▶ **Short task**: Select, from the material below, each line with "name" in it.

▶ **Records to use**:
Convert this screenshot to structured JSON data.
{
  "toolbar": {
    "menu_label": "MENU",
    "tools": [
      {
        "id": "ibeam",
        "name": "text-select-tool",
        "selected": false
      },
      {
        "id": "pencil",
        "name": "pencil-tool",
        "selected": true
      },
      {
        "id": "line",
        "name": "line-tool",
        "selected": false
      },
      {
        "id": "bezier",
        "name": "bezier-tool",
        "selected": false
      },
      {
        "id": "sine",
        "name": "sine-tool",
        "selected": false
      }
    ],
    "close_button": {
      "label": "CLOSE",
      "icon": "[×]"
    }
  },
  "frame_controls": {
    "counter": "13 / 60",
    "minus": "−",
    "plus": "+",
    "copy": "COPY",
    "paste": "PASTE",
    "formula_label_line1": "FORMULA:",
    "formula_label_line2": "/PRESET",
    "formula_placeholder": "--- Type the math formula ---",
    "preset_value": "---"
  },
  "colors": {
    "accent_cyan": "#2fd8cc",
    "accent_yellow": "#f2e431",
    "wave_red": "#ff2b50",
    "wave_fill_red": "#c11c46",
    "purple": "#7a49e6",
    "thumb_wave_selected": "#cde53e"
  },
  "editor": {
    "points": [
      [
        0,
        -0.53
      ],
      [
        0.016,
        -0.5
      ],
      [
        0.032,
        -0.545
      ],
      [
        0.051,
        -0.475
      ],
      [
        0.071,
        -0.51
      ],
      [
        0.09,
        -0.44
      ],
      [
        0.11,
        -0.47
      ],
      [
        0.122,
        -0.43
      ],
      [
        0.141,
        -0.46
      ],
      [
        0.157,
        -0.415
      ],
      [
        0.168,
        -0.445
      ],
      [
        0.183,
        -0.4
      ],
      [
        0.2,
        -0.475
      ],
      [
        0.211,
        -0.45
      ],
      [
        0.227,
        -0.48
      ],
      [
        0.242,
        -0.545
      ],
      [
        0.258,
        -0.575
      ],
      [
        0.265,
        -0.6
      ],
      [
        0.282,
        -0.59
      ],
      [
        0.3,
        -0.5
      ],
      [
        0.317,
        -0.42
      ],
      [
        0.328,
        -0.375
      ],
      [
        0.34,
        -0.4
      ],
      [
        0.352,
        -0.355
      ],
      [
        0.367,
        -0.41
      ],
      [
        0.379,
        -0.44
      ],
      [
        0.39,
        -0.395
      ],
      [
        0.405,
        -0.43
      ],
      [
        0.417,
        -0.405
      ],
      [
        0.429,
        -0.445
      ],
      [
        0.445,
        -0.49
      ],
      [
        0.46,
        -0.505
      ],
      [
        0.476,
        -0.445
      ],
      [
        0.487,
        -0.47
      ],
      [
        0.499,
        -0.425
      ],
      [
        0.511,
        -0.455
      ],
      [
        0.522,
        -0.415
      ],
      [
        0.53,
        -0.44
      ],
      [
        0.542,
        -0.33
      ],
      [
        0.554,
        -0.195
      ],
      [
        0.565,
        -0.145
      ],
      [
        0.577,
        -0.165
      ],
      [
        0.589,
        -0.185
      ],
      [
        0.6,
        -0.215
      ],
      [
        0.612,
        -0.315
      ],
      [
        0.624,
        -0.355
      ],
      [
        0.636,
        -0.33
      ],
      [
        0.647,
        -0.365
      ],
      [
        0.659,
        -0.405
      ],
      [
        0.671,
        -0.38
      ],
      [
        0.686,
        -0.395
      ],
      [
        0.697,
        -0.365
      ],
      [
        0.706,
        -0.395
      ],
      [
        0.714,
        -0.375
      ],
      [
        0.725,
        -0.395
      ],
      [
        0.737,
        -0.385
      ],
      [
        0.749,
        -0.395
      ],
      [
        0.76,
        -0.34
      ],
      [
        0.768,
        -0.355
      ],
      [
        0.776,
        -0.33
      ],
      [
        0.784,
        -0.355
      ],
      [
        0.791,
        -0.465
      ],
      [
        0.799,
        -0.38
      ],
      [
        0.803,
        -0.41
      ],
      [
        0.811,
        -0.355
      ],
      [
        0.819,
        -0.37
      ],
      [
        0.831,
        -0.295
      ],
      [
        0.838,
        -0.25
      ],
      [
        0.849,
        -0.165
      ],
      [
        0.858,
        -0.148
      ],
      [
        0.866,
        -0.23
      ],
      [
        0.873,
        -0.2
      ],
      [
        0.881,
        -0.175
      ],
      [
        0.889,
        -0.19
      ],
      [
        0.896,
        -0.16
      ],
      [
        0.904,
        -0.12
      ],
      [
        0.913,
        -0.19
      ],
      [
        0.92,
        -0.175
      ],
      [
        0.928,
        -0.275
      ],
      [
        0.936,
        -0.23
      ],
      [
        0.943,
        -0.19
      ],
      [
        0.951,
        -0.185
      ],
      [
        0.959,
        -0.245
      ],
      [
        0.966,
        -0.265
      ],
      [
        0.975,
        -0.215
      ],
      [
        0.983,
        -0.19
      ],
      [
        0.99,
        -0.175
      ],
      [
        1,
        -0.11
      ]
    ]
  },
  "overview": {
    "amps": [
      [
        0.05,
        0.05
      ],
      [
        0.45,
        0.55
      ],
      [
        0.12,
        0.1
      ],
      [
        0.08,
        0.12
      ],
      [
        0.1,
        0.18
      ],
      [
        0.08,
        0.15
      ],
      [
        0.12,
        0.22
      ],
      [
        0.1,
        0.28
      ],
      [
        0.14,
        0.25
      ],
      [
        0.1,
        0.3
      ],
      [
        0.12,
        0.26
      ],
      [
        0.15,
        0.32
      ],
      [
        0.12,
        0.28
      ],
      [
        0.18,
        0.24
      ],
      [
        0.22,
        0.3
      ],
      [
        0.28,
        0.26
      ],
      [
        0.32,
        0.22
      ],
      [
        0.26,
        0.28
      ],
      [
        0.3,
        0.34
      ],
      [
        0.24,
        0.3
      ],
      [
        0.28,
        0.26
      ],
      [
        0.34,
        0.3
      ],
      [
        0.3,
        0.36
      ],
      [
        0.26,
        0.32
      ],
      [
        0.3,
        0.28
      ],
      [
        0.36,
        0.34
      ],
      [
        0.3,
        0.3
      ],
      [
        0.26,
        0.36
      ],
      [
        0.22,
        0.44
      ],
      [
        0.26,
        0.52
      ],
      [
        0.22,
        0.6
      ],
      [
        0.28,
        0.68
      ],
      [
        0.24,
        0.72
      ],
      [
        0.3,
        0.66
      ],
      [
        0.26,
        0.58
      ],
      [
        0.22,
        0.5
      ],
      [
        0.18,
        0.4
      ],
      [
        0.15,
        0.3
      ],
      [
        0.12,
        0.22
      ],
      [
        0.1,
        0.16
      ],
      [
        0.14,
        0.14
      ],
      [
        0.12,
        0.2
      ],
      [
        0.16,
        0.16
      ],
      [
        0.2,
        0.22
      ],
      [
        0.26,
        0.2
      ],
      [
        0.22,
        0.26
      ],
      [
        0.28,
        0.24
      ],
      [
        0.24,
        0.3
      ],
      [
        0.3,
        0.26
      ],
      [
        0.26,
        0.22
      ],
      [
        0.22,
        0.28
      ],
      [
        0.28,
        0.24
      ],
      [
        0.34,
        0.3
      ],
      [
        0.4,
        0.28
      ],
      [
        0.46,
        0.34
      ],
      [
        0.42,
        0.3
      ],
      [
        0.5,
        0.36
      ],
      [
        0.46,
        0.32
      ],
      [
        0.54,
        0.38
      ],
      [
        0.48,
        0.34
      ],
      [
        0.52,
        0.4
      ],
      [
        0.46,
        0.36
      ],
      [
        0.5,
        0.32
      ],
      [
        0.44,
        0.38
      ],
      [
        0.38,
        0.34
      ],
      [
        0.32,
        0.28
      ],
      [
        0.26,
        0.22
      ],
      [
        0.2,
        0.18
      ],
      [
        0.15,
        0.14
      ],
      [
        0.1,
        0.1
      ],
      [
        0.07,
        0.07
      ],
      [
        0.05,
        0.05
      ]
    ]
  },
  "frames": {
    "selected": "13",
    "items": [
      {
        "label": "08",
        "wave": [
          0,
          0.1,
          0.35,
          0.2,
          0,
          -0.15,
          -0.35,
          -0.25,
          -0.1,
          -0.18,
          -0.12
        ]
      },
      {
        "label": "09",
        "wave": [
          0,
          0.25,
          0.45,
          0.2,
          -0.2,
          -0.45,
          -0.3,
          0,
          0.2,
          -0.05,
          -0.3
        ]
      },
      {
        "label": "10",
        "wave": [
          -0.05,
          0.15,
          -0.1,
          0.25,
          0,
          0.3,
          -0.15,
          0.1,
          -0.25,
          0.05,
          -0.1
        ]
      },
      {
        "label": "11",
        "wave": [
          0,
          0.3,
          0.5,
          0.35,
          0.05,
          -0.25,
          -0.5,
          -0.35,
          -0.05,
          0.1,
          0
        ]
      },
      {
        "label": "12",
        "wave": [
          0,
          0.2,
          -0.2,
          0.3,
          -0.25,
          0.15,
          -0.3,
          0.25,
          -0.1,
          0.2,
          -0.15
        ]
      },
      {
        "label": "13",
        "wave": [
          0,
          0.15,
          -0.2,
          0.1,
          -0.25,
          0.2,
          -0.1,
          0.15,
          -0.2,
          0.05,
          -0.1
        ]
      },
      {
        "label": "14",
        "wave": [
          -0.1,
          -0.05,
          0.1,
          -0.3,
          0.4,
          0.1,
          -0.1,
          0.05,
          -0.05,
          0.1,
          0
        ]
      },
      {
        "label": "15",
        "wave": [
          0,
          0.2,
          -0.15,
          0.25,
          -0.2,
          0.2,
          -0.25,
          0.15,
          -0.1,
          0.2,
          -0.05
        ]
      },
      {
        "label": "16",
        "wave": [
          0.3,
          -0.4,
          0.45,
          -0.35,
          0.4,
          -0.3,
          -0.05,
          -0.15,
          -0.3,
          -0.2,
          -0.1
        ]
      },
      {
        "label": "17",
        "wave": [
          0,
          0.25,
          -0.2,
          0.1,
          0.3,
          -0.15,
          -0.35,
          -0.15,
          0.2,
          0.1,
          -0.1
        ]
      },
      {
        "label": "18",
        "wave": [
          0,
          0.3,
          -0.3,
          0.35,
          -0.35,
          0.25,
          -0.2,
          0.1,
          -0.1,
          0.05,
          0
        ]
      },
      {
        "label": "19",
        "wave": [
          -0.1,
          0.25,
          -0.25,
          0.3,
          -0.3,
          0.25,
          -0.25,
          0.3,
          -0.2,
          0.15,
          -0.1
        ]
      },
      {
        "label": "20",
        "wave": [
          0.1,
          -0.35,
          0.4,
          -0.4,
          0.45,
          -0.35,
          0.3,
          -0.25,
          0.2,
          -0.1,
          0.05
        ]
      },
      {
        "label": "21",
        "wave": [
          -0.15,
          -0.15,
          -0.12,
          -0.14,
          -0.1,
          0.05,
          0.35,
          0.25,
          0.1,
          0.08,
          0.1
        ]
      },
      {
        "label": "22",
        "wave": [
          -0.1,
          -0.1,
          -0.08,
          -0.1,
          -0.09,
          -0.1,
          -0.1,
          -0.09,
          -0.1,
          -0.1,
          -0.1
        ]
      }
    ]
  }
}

▶ **Right answer**:
        "name": "text-select-tool",
        "name": "pencil-tool",
        "name": "line-tool",
        "name": "bezier-tool",
        "name": "sine-tool",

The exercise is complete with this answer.